--- Begin Data for this exercise ---
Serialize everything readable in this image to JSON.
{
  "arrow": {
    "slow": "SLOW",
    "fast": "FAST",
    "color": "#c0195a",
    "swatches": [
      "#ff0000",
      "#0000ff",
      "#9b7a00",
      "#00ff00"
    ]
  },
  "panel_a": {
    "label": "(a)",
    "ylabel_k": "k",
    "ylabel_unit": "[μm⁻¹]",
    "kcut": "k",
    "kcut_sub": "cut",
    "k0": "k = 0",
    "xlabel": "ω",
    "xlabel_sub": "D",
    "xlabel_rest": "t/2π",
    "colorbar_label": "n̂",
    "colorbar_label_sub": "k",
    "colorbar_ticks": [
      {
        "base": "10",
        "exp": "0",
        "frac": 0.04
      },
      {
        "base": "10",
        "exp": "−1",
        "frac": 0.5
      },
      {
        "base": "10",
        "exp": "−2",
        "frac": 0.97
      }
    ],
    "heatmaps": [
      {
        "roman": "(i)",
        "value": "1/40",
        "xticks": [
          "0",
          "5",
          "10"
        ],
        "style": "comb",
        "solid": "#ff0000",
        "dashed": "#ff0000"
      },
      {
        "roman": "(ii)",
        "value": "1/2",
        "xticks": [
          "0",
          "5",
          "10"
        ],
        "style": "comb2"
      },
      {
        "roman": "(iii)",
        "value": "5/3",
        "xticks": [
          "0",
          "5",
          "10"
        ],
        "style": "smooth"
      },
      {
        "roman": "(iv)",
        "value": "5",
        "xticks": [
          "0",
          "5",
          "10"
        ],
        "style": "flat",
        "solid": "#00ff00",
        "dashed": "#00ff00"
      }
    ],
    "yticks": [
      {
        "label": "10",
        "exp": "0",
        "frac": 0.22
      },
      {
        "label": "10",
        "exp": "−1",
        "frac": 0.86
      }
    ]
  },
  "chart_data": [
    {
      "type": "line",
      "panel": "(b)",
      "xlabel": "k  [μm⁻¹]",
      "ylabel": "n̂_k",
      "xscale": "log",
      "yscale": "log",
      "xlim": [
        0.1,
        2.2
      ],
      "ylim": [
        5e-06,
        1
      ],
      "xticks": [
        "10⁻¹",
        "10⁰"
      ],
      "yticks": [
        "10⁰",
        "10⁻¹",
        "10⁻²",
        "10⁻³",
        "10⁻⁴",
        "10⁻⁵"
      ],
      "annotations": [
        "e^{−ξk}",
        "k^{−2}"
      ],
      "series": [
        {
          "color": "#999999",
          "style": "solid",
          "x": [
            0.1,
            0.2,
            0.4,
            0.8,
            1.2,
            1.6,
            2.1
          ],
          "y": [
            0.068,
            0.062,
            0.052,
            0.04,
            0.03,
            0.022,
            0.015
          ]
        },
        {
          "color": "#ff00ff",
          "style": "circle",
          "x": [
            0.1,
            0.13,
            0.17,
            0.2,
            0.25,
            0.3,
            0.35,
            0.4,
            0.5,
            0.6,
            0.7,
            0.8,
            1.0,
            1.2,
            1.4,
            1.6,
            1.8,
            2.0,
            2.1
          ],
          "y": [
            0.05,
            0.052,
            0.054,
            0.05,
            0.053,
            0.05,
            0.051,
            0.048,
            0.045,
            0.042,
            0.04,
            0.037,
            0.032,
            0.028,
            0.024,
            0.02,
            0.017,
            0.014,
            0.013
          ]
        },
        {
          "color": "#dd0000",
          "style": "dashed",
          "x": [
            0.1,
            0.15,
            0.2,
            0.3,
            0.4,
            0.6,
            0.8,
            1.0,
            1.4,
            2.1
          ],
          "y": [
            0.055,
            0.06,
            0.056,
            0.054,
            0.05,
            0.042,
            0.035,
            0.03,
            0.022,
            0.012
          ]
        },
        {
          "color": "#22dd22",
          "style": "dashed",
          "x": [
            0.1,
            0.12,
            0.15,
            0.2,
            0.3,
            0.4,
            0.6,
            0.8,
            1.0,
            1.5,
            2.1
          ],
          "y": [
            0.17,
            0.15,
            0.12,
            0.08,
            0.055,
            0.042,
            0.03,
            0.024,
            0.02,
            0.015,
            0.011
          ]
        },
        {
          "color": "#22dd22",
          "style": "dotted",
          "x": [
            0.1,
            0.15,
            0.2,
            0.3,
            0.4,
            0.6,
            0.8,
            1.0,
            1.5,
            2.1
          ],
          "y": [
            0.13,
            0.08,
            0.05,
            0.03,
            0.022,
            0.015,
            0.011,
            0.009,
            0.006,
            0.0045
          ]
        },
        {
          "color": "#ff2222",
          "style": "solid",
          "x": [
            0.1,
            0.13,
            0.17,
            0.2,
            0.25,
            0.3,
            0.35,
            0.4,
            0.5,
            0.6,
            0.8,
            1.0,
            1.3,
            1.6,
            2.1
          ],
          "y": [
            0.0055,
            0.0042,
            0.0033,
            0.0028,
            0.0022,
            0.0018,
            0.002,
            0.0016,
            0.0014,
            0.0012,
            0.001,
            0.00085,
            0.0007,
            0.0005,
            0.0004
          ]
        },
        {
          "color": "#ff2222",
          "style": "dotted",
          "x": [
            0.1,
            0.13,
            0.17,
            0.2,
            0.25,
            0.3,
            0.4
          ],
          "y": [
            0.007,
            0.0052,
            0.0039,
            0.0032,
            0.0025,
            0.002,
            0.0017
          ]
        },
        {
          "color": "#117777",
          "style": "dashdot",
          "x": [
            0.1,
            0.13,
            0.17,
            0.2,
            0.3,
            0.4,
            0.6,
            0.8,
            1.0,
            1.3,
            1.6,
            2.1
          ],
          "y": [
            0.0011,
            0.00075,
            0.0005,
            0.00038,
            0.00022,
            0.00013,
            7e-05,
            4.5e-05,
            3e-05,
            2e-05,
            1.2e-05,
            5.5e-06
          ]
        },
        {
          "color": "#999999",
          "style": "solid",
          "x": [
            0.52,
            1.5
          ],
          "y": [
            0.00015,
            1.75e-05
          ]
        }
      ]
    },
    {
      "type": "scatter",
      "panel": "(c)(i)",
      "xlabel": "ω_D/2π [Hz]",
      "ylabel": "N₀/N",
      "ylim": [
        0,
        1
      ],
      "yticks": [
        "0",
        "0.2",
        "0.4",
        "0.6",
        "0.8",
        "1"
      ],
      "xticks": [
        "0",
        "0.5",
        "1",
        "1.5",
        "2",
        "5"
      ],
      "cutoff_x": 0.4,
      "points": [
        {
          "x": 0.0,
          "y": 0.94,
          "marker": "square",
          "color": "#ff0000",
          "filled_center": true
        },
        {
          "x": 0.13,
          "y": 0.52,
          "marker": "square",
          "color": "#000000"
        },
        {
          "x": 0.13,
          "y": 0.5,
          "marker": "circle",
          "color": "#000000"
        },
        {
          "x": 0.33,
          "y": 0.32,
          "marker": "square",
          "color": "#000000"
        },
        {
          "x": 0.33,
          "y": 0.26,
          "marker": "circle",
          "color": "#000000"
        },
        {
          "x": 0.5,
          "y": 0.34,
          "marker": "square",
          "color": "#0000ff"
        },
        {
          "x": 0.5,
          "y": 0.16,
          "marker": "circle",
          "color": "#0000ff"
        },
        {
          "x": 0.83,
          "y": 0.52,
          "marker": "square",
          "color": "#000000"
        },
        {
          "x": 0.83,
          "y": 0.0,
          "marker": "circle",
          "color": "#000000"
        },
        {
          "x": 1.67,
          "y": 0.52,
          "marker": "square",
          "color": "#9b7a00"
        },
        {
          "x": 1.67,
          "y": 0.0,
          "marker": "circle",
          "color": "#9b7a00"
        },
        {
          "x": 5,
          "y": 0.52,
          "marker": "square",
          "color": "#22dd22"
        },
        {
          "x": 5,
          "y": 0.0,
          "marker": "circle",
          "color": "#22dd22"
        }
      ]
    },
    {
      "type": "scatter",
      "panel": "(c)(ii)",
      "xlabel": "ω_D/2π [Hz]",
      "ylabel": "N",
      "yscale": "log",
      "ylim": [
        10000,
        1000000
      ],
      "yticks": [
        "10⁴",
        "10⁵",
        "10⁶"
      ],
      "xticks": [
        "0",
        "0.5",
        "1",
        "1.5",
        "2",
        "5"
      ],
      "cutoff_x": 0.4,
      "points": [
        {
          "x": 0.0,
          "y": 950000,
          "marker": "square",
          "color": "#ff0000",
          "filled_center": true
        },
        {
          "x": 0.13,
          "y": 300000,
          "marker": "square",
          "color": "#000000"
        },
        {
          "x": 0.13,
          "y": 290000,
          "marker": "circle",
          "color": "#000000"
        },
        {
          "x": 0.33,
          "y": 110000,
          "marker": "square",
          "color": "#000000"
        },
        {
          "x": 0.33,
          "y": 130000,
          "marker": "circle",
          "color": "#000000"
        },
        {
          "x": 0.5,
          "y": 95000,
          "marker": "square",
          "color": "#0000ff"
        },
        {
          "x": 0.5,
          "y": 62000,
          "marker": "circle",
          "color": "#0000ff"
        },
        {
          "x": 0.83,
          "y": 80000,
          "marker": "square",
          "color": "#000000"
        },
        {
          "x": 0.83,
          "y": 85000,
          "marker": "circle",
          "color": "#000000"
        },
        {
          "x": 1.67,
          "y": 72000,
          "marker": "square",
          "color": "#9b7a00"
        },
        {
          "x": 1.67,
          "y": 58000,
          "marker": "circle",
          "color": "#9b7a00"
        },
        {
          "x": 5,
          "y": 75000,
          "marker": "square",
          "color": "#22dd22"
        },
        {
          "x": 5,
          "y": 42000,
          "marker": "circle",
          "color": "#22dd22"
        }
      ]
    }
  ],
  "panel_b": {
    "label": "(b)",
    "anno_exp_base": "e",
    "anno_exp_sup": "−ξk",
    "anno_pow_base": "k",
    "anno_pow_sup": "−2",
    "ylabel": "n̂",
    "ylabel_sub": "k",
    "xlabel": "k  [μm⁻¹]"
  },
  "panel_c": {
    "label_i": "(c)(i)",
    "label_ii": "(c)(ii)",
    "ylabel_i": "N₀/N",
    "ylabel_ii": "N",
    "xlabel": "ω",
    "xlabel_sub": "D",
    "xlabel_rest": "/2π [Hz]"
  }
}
--- End Data for this exercise ---
Extract, from the material above, each line holding the word "dashed".

Answer below
        "dashed": "#ff0000"
        "dashed": "#00ff00"
          "style": "dashed",
          "style": "dashed",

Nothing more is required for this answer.